_Exercise_
Quote the records below in full, exactly as given, with the images taken out.

------------------------------------

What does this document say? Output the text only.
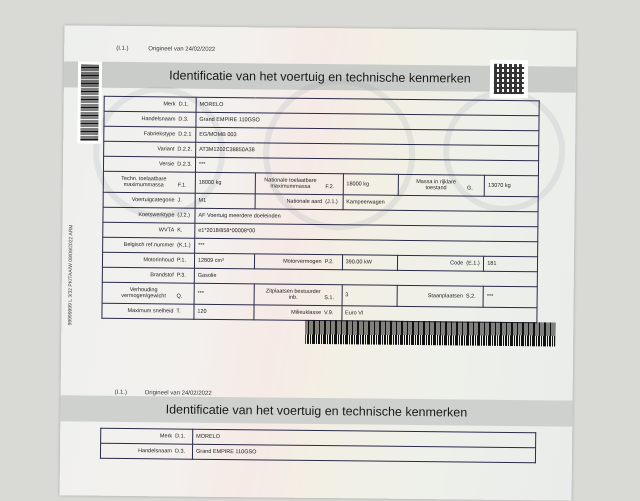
(I.1.)	Origineel van 24/02/2022
Identificatie van het voertuig en technische kenmerken
Merk D.1.	MORELO				
Handelsnaam D.3.	Grand EMPIRE 110GSO				
Fabriekstype D.2.1	EG/MOMB 003				
Variant D.2.2.	AT3M1202C38850A38				
Versie D.2.3.	***				
Techn. toelaatbare maximummassa F.1.	18000 kg	Nationale toelaatbare maximummassa F.2.	18000 kg	Massa in rijklare toestand G.	13070 kg
Voertuigcategorie J.	M1	Nationale aard (J.1.)	Kampeerwagen		
Koetswerktype (J.2.)	AF Voertuig meerdere doeleinden				
WVTA K.	e1*2018/858*00008*00				
Belgisch ref.nummer (K.1.)	***				
Motorinhoud P.1.	12809 cm³	Motorvermogen P.2.	390.00 kW	Code (E.1.)	181
Brandstof P.3.	Gasolie				
Verhouding vermogen/gewicht Q.	***	Zitplaatsen bestuurder inb. S.1.	3	Staanplaatsen S.2.	***
Maximum snelheid T.	120	Milieuklasse V.9.	Euro VI		
99999999 L 3/32 PK/TAA/W 09/09/2022 ARM
(I.1.)	Origineel van 24/02/2022
Identificatie van het voertuig en technische kenmerken
Merk D.1.	MORELO
Handelsnaam D.3.	Grand EMPIRE 110GSO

------------------------------------

_Solved exercise_
What does this document say? Output the text only.
(I.1.)	Origineel van 24/02/2022
Identificatie van het voertuig en technische kenmerken
Merk D.1.	MORELO				
Handelsnaam D.3.	Grand EMPIRE 110GSO				
Fabriekstype D.2.1	EG/MOMB 003				
Variant D.2.2.	AT3M1202C38850A38				
Versie D.2.3.	***				
Techn. toelaatbare maximummassa F.1.	18000 kg	Nationale toelaatbare maximummassa F.2.	18000 kg	Massa in rijklare toestand G.	13070 kg
Voertuigcategorie J.	M1	Nationale aard (J.1.)	Kampeerwagen		
Koetswerktype (J.2.)	AF Voertuig meerdere doeleinden				
WVTA K.	e1*2018/858*00008*00				
Belgisch ref.nummer (K.1.)	***				
Motorinhoud P.1.	12809 cm³	Motorvermogen P.2.	390.00 kW	Code (E.1.)	181
Brandstof P.3.	Gasolie				
Verhouding vermogen/gewicht Q.	***	Zitplaatsen bestuurder inb. S.1.	3	Staanplaatsen S.2.	***
Maximum snelheid T.	120	Milieuklasse V.9.	Euro VI		
99999999 L 3/32 PK/TAA/W 09/09/2022 ARM
(I.1.)	Origineel van 24/02/2022
Identificatie van het voertuig en technische kenmerken
Merk D.1.	MORELO
Handelsnaam D.3.	Grand EMPIRE 110GSO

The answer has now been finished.